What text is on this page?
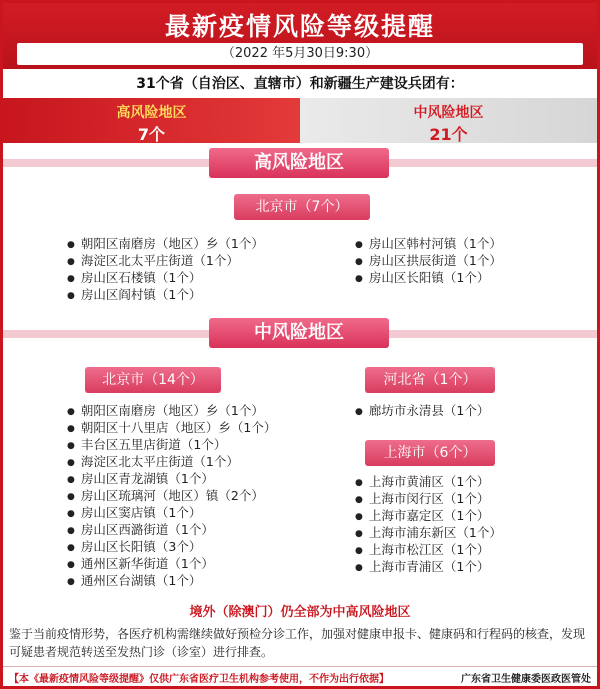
最新疫情风险等级提醒
（2022 年5月30日9:30）
31个省（自治区、直辖市）和新疆生产建设兵团有：
高风险地区
7个
中风险地区
21个
高风险地区
北京市（7个）
● 朝阳区南磨房（地区）乡（1个）
● 海淀区北太平庄街道（1个）
● 房山区石楼镇（1个）
● 房山区阎村镇（1个）
● 房山区韩村河镇（1个）
● 房山区拱辰街道（1个）
● 房山区长阳镇（1个）
中风险地区
北京市（14个）
● 朝阳区南磨房（地区）乡（1个）
● 朝阳区十八里店（地区）乡（1个）
● 丰台区五里店街道（1个）
● 海淀区北太平庄街道（1个）
● 房山区青龙湖镇（1个）
● 房山区琉璃河（地区）镇（2个）
● 房山区窦店镇（1个）
● 房山区西潞街道（1个）
● 房山区长阳镇（3个）
● 通州区新华街道（1个）
● 通州区台湖镇（1个）
河北省（1个）
● 廊坊市永清县（1个）
上海市（6个）
● 上海市黄浦区（1个）
● 上海市闵行区（1个）
● 上海市嘉定区（1个）
● 上海市浦东新区（1个）
● 上海市松江区（1个）
● 上海市青浦区（1个）
境外（除澳门）仍全部为中高风险地区
鉴于当前疫情形势，各医疗机构需继续做好预检分诊工作，加强对健康申报卡、健康码和行程码的核查，发现可疑患者规范转送至发热门诊（诊室）进行排查。
【本《最新疫情风险等级提醒》仅供广东省医疗卫生机构参考使用，不作为出行依据】	广东省卫生健康委医政医管处
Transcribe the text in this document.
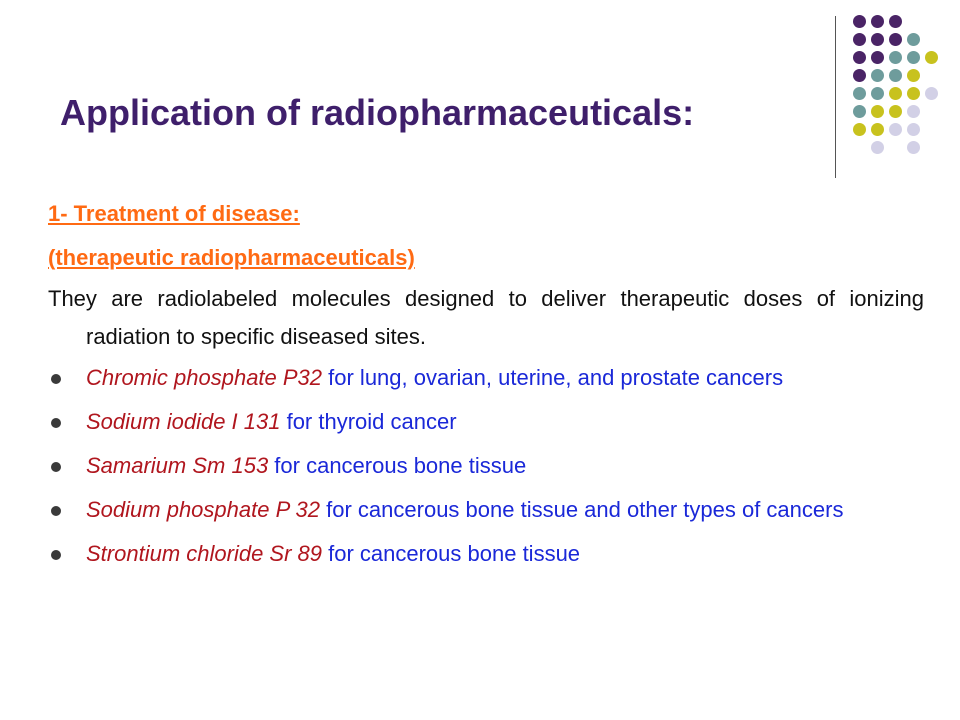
Application of radiopharmaceuticals:

1- Treatment of disease:

(therapeutic radiopharmaceuticals)

They are radiolabeled molecules designed to deliver therapeutic doses of ionizing radiation to specific diseased sites.

Chromic phosphate P32 for lung, ovarian, uterine, and prostate cancers
Sodium iodide I 131 for thyroid cancer
Samarium Sm 153 for cancerous bone tissue
Sodium phosphate P 32 for cancerous bone tissue and other types of cancers
Strontium chloride Sr 89 for cancerous bone tissue
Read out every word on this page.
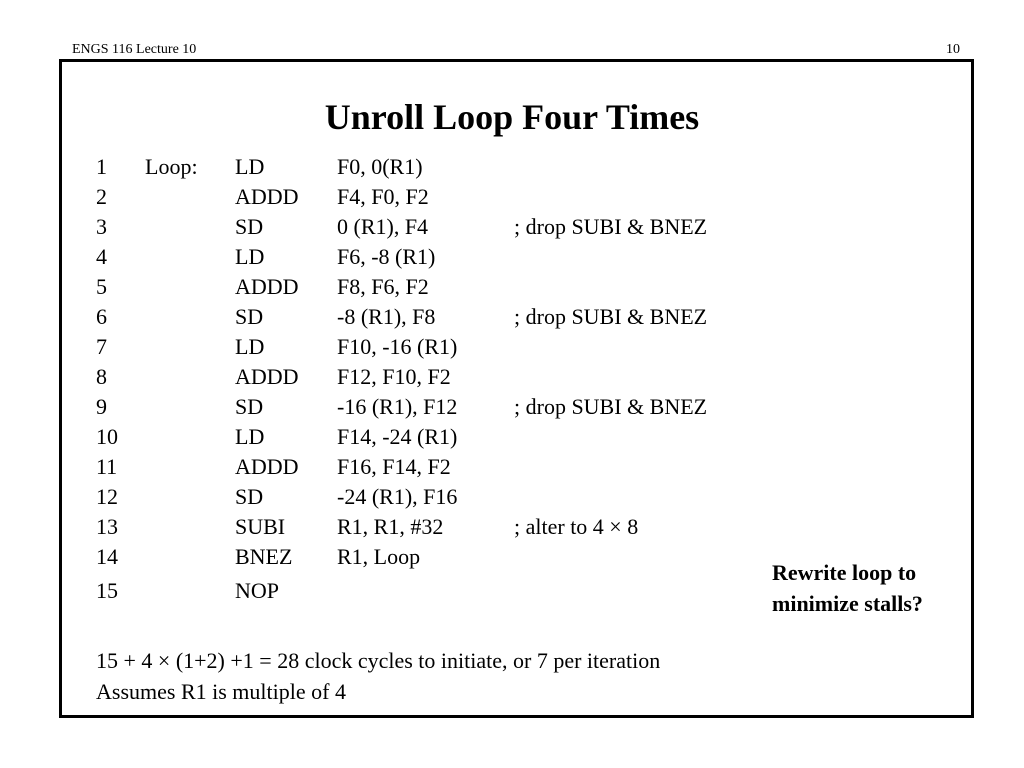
ENGS 116 Lecture 10	10
Unroll Loop Four Times
1 Loop: LD	F0, 0(R1)
2	ADDD F4, F0, F2
3	SD	0 (R1), F4	; drop SUBI & BNEZ
4	LD	F6, -8 (R1)
5	ADDD F8, F6, F2
6	SD	-8 (R1), F8	; drop SUBI & BNEZ
7	LD	F10, -16 (R1)
8	ADDD F12, F10, F2
9	SD	-16 (R1), F12	; drop SUBI & BNEZ
10	LD	F14, -24 (R1)
11	ADDD F16, F14, F2
12	SD	-24 (R1), F16
13	SUBI R1, R1, #32	; alter to 4 × 8
14	BNEZ R1, Loop
15	NOP
Rewrite loop to
minimize stalls?
15 + 4 × (1+2) +1 = 28 clock cycles to initiate, or 7 per iteration
Assumes R1 is multiple of 4
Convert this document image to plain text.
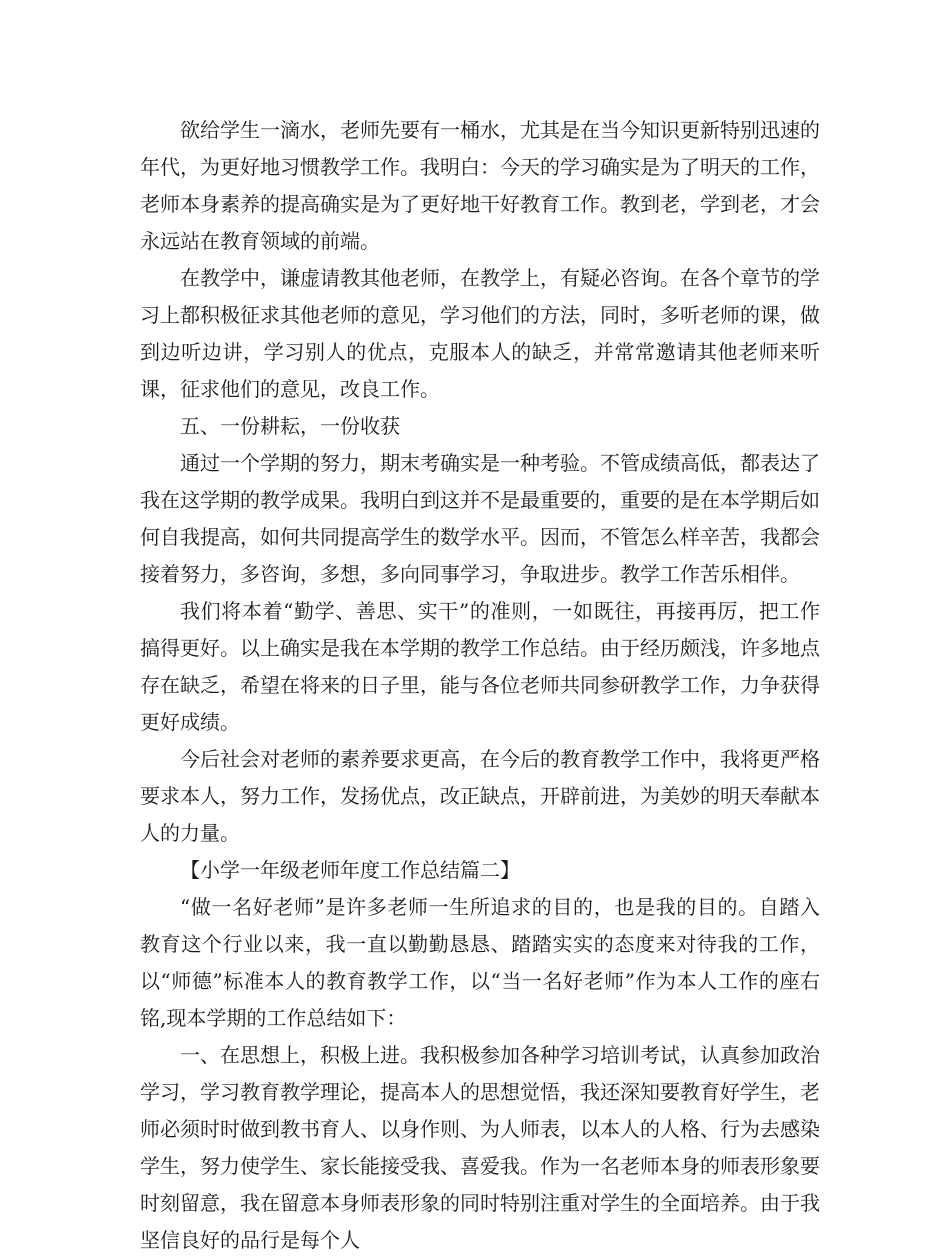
欲给学生一滴水，老师先要有一桶水，尤其是在当今知识更新特别迅速的年代，为更好地习惯教学工作。我明白：今天的学习确实是为了明天的工作，老师本身素养的提高确实是为了更好地干好教育工作。教到老，学到老，才会永远站在教育领域的前端。

在教学中，谦虚请教其他老师，在教学上，有疑必咨询。在各个章节的学习上都积极征求其他老师的意见，学习他们的方法，同时，多听老师的课，做到边听边讲，学习别人的优点，克服本人的缺乏，并常常邀请其他老师来听课，征求他们的意见，改良工作。

五、一份耕耘，一份收获

通过一个学期的努力，期末考确实是一种考验。不管成绩高低，都表达了我在这学期的教学成果。我明白到这并不是最重要的，重要的是在本学期后如何自我提高，如何共同提高学生的数学水平。因而，不管怎么样辛苦，我都会接着努力，多咨询，多想，多向同事学习，争取进步。教学工作苦乐相伴。

我们将本着“勤学、善思、实干”的准则，一如既往，再接再厉，把工作搞得更好。以上确实是我在本学期的教学工作总结。由于经历颇浅，许多地点存在缺乏，希望在将来的日子里，能与各位老师共同参研教学工作，力争获得更好成绩。

今后社会对老师的素养要求更高，在今后的教育教学工作中，我将更严格要求本人，努力工作，发扬优点，改正缺点，开辟前进，为美妙的明天奉献本人的力量。

【小学一年级老师年度工作总结篇二】

“做一名好老师”是许多老师一生所追求的目的，也是我的目的。自踏入教育这个行业以来，我一直以勤勤恳恳、踏踏实实的态度来对待我的工作，以“师德”标准本人的教育教学工作，以“当一名好老师”作为本人工作的座右铭,现本学期的工作总结如下：

一、在思想上，积极上进。我积极参加各种学习培训考试，认真参加政治学习，学习教育教学理论，提高本人的思想觉悟，我还深知要教育好学生，老师必须时时做到教书育人、以身作则、为人师表，以本人的人格、行为去感染学生，努力使学生、家长能接受我、喜爱我。作为一名老师本身的师表形象要时刻留意，我在留意本身师表形象的同时特别注重对学生的全面培养。由于我坚信良好的品行是每个人
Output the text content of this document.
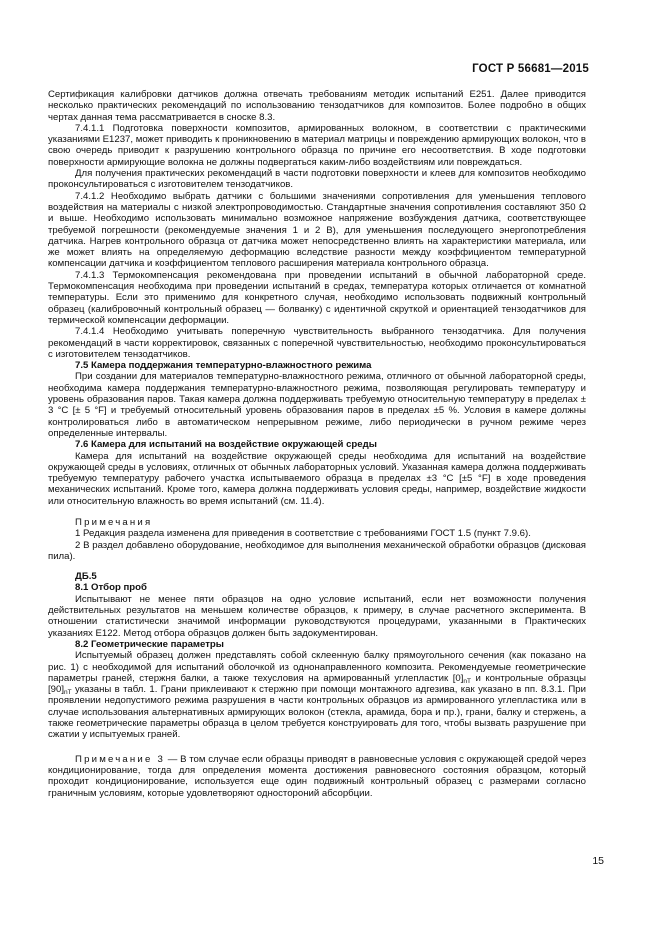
ГОСТ Р 56681—2015

Сертификация калибровки датчиков должна отвечать требованиям методик испытаний E251. Далее приводится несколько практических рекомендаций по использованию тензодатчиков для композитов. Более подробно в общих чертах данная тема рассматривается в сноске 8.3.

7.4.1.1 Подготовка поверхности композитов, армированных волокном, в соответствии с практическими указаниями E1237, может приводить к проникновению в материал матрицы и повреждению армирующих волокон, что в свою очередь приводит к разрушению контрольного образца по причине его несоответствия. В ходе подготовки поверхности армирующие волокна не должны подвергаться каким-либо воздействиям или повреждаться.

Для получения практических рекомендаций в части подготовки поверхности и клеев для композитов необходимо проконсультироваться с изготовителем тензодатчиков.

7.4.1.2 Необходимо выбрать датчики с большими значениями сопротивления для уменьшения теплового воздействия на материалы с низкой электропроводимостью. Стандартные значения сопротивления составляют 350 Ω и выше. Необходимо использовать минимально возможное напряжение возбуждения датчика, соответствующее требуемой погрешности (рекомендуемые значения 1 и 2 В), для уменьшения последующего энергопотребления датчика. Нагрев контрольного образца от датчика может непосредственно влиять на характеристики материала, или же может влиять на определяемую деформацию вследствие разности между коэффициентом температурной компенсации датчика и коэффициентом теплового расширения материала контрольного образца.

7.4.1.3 Термокомпенсация рекомендована при проведении испытаний в обычной лабораторной среде. Термокомпенсация необходима при проведении испытаний в средах, температура которых отличается от комнатной температуры. Если это применимо для конкретного случая, необходимо использовать подвижный контрольный образец (калибровочный контрольный образец — болванку) с идентичной скруткой и ориентацией тензодатчиков для термической компенсации деформации.

7.4.1.4 Необходимо учитывать поперечную чувствительность выбранного тензодатчика. Для получения рекомендаций в части корректировок, связанных с поперечной чувствительностью, необходимо проконсультироваться с изготовителем тензодатчиков.

7.5 Камера поддержания температурно-влажностного режима

При создании для материалов температурно-влажностного режима, отличного от обычной лабораторной среды, необходима камера поддержания температурно-влажностного режима, позволяющая регулировать температуру и уровень образования паров. Такая камера должна поддерживать требуемую относительную температуру в пределах ± 3 °С [± 5 °F] и требуемый относительный уровень образования паров в пределах ±5 %. Условия в камере должны контролироваться либо в автоматическом непрерывном режиме, либо периодически в ручном режиме через определенные интервалы.

7.6 Камера для испытаний на воздействие окружающей среды

Камера для испытаний на воздействие окружающей среды необходима для испытаний на воздействие окружающей среды в условиях, отличных от обычных лабораторных условий. Указанная камера должна поддерживать требуемую температуру рабочего участка испытываемого образца в пределах ±3 °С [±5 °F] в ходе проведения механических испытаний. Кроме того, камера должна поддерживать условия среды, например, воздействие жидкости или относительную влажность во время испытаний (см. 11.4).

Примечания

1 Редакция раздела изменена для приведения в соответствие с требованиями ГОСТ 1.5 (пункт 7.9.6).

2 В раздел добавлено оборудование, необходимое для выполнения механической обработки образцов (дисковая пила).

ДБ.5

8.1 Отбор проб

Испытывают не менее пяти образцов на одно условие испытаний, если нет возможности получения действительных результатов на меньшем количестве образцов, к примеру, в случае расчетного эксперимента. В отношении статистически значимой информации руководствуются процедурами, указанными в Практических указаниях E122. Метод отбора образцов должен быть задокументирован.

8.2 Геометрические параметры

Испытуемый образец должен представлять собой склеенную балку прямоугольного сечения (как показано на рис. 1) с необходимой для испытаний оболочкой из однонаправленного композита. Рекомендуемые геометрические параметры граней, стержня балки, а также техусловия на армированный углепластик $[0]_{nT}$ и контрольные образцы $[90]_{nT}$ указаны в табл. 1. Грани приклеивают к стержню при помощи монтажного адгезива, как указано в пп. 8.3.1. При проявлении недопустимого режима разрушения в части контрольных образцов из армированного углепластика или в случае использования альтернативных армирующих волокон (стекла, арамида, бора и пр.), грани, балку и стержень, а также геометрические параметры образца в целом требуется конструировать для того, чтобы вызвать разрушение при сжатии у испытуемых граней.

Примечание 3 — В том случае если образцы приводят в равновесные условия с окружающей средой через кондиционирование, тогда для определения момента достижения равновесного состояния образцом, который проходит кондиционирование, используется еще один подвижный контрольный образец с размерами согласно граничным условиям, которые удовлетворяют одностороний абсорбции.

15
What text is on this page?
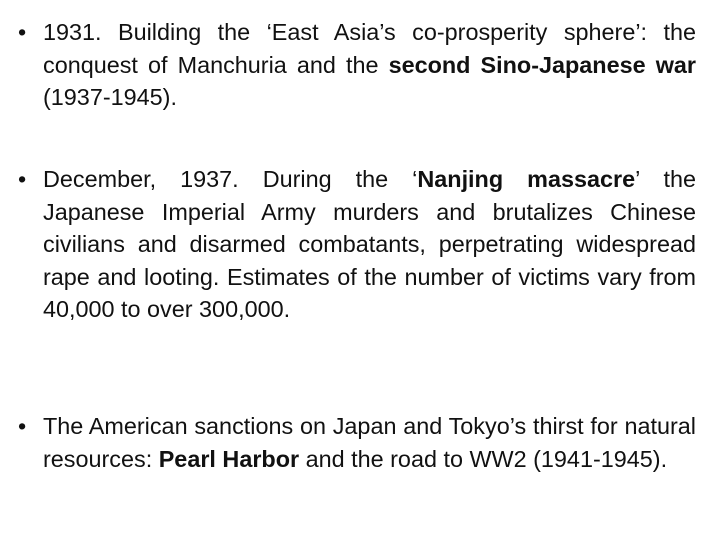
• 1931. Building the ‘East Asia’s co-prosperity sphere’: the conquest of Manchuria and the second Sino-Japanese war (1937-1945).
• December, 1937. During the ‘Nanjing massacre’ the Japanese Imperial Army murders and brutalizes Chinese civilians and disarmed combatants, perpetrating widespread rape and looting. Estimates of the number of victims vary from 40,000 to over 300,000.
• The American sanctions on Japan and Tokyo’s thirst for natural resources: Pearl Harbor and the road to WW2 (1941-1945).
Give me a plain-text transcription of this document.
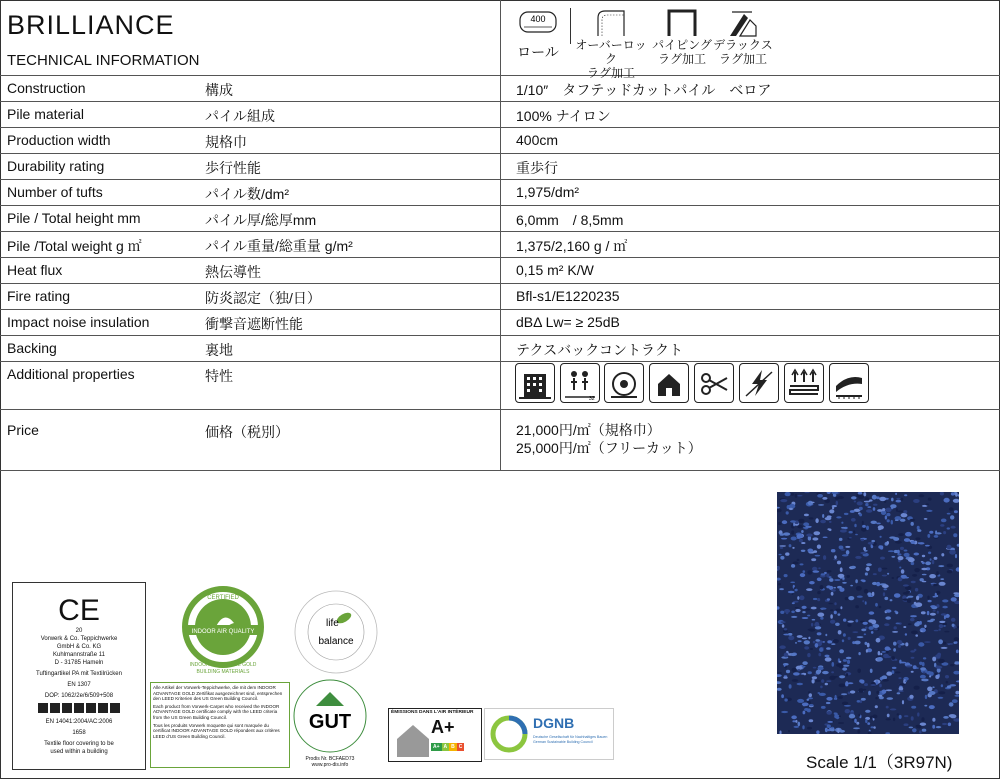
BRILLIANCE
TECHNICAL INFORMATION
400
ロール	オーバーロック
ラグ加工
パイピング
ラグ加工
デラックス
ラグ加工
Construction	構成	1/10″　タフテッドカットパイル　ベロア
Pile material	パイル組成	100% ナイロン
Production width	規格巾	400cm
Durability rating	歩行性能	重歩行
Number of tufts	パイル数/dm²	1,975/dm²
Pile / Total height mm	パイル厚/総厚mm	6,0mm　/ 8,5mm
Pile /Total weight g ㎡	パイル重量/総重量 g/m²	1,375/2,160 g / ㎡
Heat flux	熱伝導性	0,15 m² K/W
Fire rating	防炎認定（独/日）	Bfl-s1/E1220235
Impact noise insulation	衝撃音遮断性能	dBΔ Lw= ≥ 25dB
Backing	裏地	テクスバックコントラクト
Additional properties	特性
32
Price	価格（税別）	21,000円/㎡（規格巾）
25,000円/㎡（フリーカット）
Scale 1/1（3R97N)
CE
20
Vorwerk & Co. Teppichwerke
GmbH & Co. KG
Kuhlmannstraße 11
D - 31785 Hameln
Tuftingartikel PA mit Textilrücken
EN 1307
DOP: 1062/2e/6/509+508
EN 14041:2004/AC:2006
1658
Textile floor covering to be
used within a building
INDOOR AIR QUALITY
CERTIFIED
INDOOR ADVANTAGE GOLD
BUILDING MATERIALS
Alle Artikel der Vorwerk-Teppichwerke, die mit dem INDOOR ADVANTAGE GOLD Zertifikat ausgezeichnet sind, entsprechen den LEED Kriterien des US Green Building Council.
Each product from Vorwerk-Carpet who received the INDOOR ADVANTAGE GOLD certificate comply with the LEED criteria from the US Green Building Council.
Tous les produits Vorwerk moquette qui sont marquée du certificat INDOOR ADVANTAGE GOLD répondent aux critères LEED d'US Green Building Council.
life
balance
GUT
Prodis Nr. BCFAED73
www.pro-dis.info
ÉMISSIONS DANS L'AIR INTÉRIEUR
A+
A+ A B C
DGNB
Deutsche Gesellschaft für Nachhaltiges Bauen
German Sustainable Building Council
########################################
### Exercise instructions
Find the lines containing "Council" and pull them out.

### Task result
Alle Artikel der Vorwerk-Teppichwerke, die mit dem INDOOR ADVANTAGE GOLD Zertifikat ausgezeichnet sind, entsprechen den LEED Kriterien des US Green Building Council.
Each product from Vorwerk-Carpet who received the INDOOR ADVANTAGE GOLD certificate comply with the LEED criteria from the US Green Building Council.
Tous les produits Vorwerk moquette qui sont marquée du certificat INDOOR ADVANTAGE GOLD répondent aux critères LEED d'US Green Building Council.
German Sustainable Building Council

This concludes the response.